Your instructions
Retype the whole listing, please, keeping every line exact and dropping the pictures.

Data provided
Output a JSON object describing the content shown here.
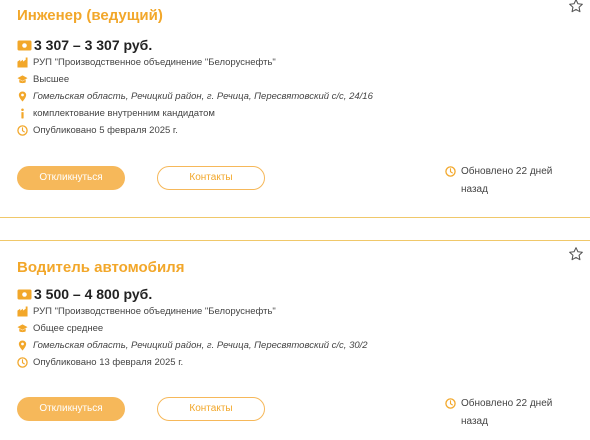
{
  "colors": {
    "accent": "#f2a72a",
    "button_fill": "#f6b85a",
    "divider": "#f0c86a"
  },
  "vacancies": [
    {
      "title": "Инженер (ведущий)",
      "salary": "3 307 – 3 307 руб.",
      "company": "РУП \"Производственное объединение \"Белоруснефть\"",
      "education": "Высшее",
      "location": "Гомельская область, Речицкий район, г. Речица, Пересвятовский с/с, 24/16",
      "note": "комплектование внутренним кандидатом",
      "published": "Опубликовано 5 февраля 2025 г.",
      "apply_label": "Откликнуться",
      "contacts_label": "Контакты",
      "updated": "Обновлено 22 дней назад"
    },
    {
      "title": "Водитель автомобиля",
      "salary": "3 500 – 4 800 руб.",
      "company": "РУП \"Производственное объединение \"Белоруснефть\"",
      "education": "Общее среднее",
      "location": "Гомельская область, Речицкий район, г. Речица, Пересвятовский с/с, 30/2",
      "published": "Опубликовано 13 февраля 2025 г.",
      "apply_label": "Откликнуться",
      "contacts_label": "Контакты",
      "updated": "Обновлено 22 дней назад"
    }
  ],
  "icons": {
    "favorite": "star-outline-icon",
    "salary": "money-icon",
    "company": "factory-icon",
    "education": "graduation-cap-icon",
    "location": "map-pin-icon",
    "note": "info-icon",
    "published": "clock-icon"
  }
}
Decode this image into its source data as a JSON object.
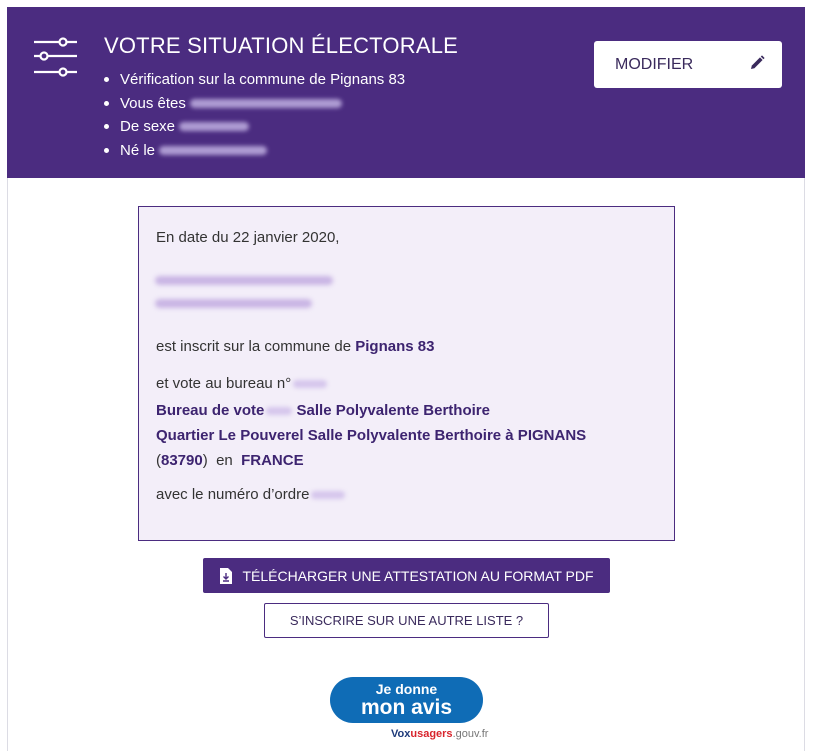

Result of the task
Output a JSON object describing the content shown here.
{
  "colors": {
    "accent": "#f2a72a",
    "button_fill": "#f6b85a",
    "divider": "#f0c86a"
  },
  "vacancies": [
    {
      "title": "Инженер (ведущий)",
      "salary": "3 307 – 3 307 руб.",
      "company": "РУП \"Производственное объединение \"Белоруснефть\"",
      "education": "Высшее",
      "location": "Гомельская область, Речицкий район, г. Речица, Пересвятовский с/с, 24/16",
      "note": "комплектование внутренним кандидатом",
      "published": "Опубликовано 5 февраля 2025 г.",
      "apply_label": "Откликнуться",
      "contacts_label": "Контакты",
      "updated": "Обновлено 22 дней назад"
    },
    {
      "title": "Водитель автомобиля",
      "salary": "3 500 – 4 800 руб.",
      "company": "РУП \"Производственное объединение \"Белоруснефть\"",
      "education": "Общее среднее",
      "location": "Гомельская область, Речицкий район, г. Речица, Пересвятовский с/с, 30/2",
      "published": "Опубликовано 13 февраля 2025 г.",
      "apply_label": "Откликнуться",
      "contacts_label": "Контакты",
      "updated": "Обновлено 22 дней назад"
    }
  ],
  "icons": {
    "favorite": "star-outline-icon",
    "salary": "money-icon",
    "company": "factory-icon",
    "education": "graduation-cap-icon",
    "location": "map-pin-icon",
    "note": "info-icon",
    "published": "clock-icon"
  }
}
Decode this image into its source data as a JSON object.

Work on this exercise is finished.